** BEGIN EXTRACTED MATERIAL **

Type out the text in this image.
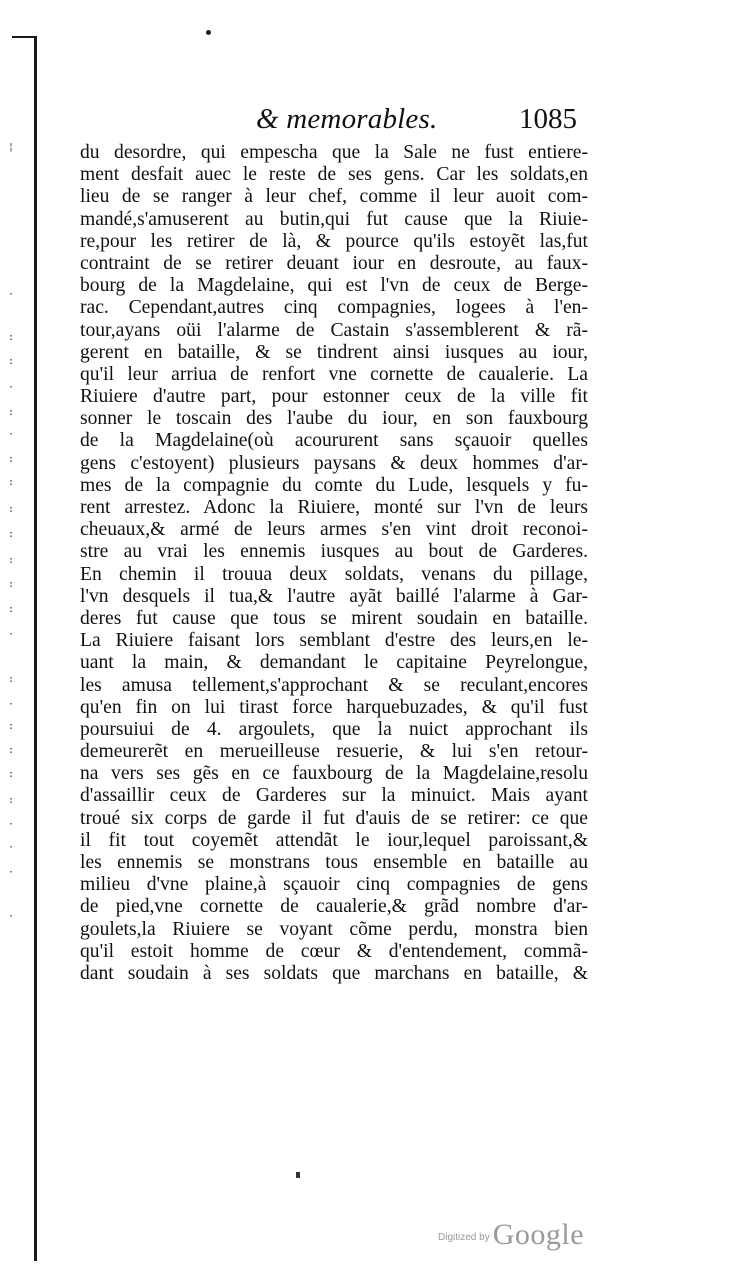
¦
·
:
:
·
:
·
:
:
:
:
:
:
:
·
:
·
:
:
:
:
·
·
·
·
& memorables.	1085
du desordre, qui empescha que la Sale ne fust entiere-
ment desfait auec le reste de ses gens. Car les soldats,en
lieu de se ranger à leur chef, comme il leur auoit com-
mandé,s'amuserent au butin,qui fut cause que la Riuie-
re,pour les retirer de là, & pource qu'ils estoyẽt las,fut
contraint de se retirer deuant iour en desroute, au faux-
bourg de la Magdelaine, qui est l'vn de ceux de Berge-
rac. Cependant,autres cinq compagnies, logees à l'en-
tour,ayans oüi l'alarme de Castain s'assemblerent & rã-
gerent en bataille, & se tindrent ainsi iusques au iour,
qu'il leur arriua de renfort vne cornette de caualerie. La
Riuiere d'autre part, pour estonner ceux de la ville fit
sonner le toscain des l'aube du iour, en son fauxbourg
de la Magdelaine(où acoururent sans sçauoir quelles
gens c'estoyent) plusieurs paysans & deux hommes d'ar-
mes de la compagnie du comte du Lude, lesquels y fu-
rent arrestez. Adonc la Riuiere, monté sur l'vn de leurs
cheuaux,& armé de leurs armes s'en vint droit reconoi-
stre au vrai les ennemis iusques au bout de Garderes.
En chemin il trouua deux soldats, venans du pillage,
l'vn desquels il tua,& l'autre ayãt baillé l'alarme à Gar-
deres fut cause que tous se mirent soudain en bataille.
La Riuiere faisant lors semblant d'estre des leurs,en le-
uant la main, & demandant le capitaine Peyrelongue,
les amusa tellement,s'approchant & se reculant,encores
qu'en fin on lui tirast force harquebuzades, & qu'il fust
poursuiui de 4. argoulets, que la nuict approchant ils
demeurerẽt en merueilleuse resuerie, & lui s'en retour-
na vers ses gẽs en ce fauxbourg de la Magdelaine,resolu
d'assaillir ceux de Garderes sur la minuict. Mais ayant
troué six corps de garde il fut d'auis de se retirer: ce que
il fit tout coyemẽt attendãt le iour,lequel paroissant,&
les ennemis se monstrans tous ensemble en bataille au
milieu d'vne plaine,à sçauoir cinq compagnies de gens
de pied,vne cornette de caualerie,& grãd nombre d'ar-
goulets,la Riuiere se voyant cõme perdu, monstra bien
qu'il estoit homme de cœur & d'entendement, commã-
dant soudain à ses soldats que marchans en bataille, &
$^{Digitized by}$ Google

** END EXTRACTED MATERIAL **

* [WHAT YOU NEED TO DO]: Collect every line with the string "Garderes" from the records, and copy each.

* [ANSWER TO THIS EXERCISE]:
stre au vrai les ennemis iusques au bout de Garderes.
d'assaillir ceux de Garderes sur la minuict. Mais ayant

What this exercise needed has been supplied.